>> Start Dataset content
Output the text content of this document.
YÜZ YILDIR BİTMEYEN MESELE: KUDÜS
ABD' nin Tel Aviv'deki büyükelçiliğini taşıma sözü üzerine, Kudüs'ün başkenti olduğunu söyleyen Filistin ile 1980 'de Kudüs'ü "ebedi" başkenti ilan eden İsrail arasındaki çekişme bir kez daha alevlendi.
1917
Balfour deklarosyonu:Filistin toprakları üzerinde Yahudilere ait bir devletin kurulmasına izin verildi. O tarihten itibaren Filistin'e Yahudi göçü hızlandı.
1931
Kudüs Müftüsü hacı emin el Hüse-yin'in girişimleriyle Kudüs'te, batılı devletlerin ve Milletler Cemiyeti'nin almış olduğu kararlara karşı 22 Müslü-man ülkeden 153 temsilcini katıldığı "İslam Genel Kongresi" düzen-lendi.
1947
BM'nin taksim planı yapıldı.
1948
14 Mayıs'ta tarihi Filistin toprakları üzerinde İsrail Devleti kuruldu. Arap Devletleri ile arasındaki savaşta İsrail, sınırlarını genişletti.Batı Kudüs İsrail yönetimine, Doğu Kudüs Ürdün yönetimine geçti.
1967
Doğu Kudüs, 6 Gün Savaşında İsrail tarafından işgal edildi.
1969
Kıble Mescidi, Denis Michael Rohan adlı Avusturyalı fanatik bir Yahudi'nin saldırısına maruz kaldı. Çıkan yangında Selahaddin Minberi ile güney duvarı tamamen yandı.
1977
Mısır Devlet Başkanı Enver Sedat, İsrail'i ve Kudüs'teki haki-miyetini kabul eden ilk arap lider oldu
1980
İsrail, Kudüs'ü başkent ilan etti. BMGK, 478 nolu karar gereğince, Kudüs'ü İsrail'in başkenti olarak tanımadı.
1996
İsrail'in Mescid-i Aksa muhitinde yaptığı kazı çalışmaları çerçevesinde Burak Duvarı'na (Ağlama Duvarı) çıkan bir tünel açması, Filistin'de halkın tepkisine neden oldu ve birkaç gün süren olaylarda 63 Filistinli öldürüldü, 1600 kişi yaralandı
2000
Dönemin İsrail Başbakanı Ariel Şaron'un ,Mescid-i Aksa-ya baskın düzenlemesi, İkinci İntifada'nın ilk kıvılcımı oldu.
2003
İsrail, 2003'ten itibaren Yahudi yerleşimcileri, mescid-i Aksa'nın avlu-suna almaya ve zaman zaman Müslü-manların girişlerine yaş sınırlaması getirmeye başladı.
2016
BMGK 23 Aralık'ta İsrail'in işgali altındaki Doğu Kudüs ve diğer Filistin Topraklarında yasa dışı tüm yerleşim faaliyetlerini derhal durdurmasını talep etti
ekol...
>> End Dataset content
Return every line of the preceding records in which the word "Aksa" appears.

İsrail'in Mescid-i Aksa muhitinde yaptığı kazı çalışmaları çerçevesinde Burak Duvarı'na (Ağlama Duvarı) çıkan bir tünel açması, Filistin'de halkın tepkisine neden oldu ve birkaç gün süren olaylarda 63 Filistinli öldürüldü, 1600 kişi yaralandı
Dönemin İsrail Başbakanı Ariel Şaron'un ,Mescid-i Aksa-ya baskın düzenlemesi, İkinci İntifada'nın ilk kıvılcımı oldu.
İsrail, 2003'ten itibaren Yahudi yerleşimcileri, mescid-i Aksa'nın avlu-suna almaya ve zaman zaman Müslü-manların girişlerine yaş sınırlaması getirmeye başladı.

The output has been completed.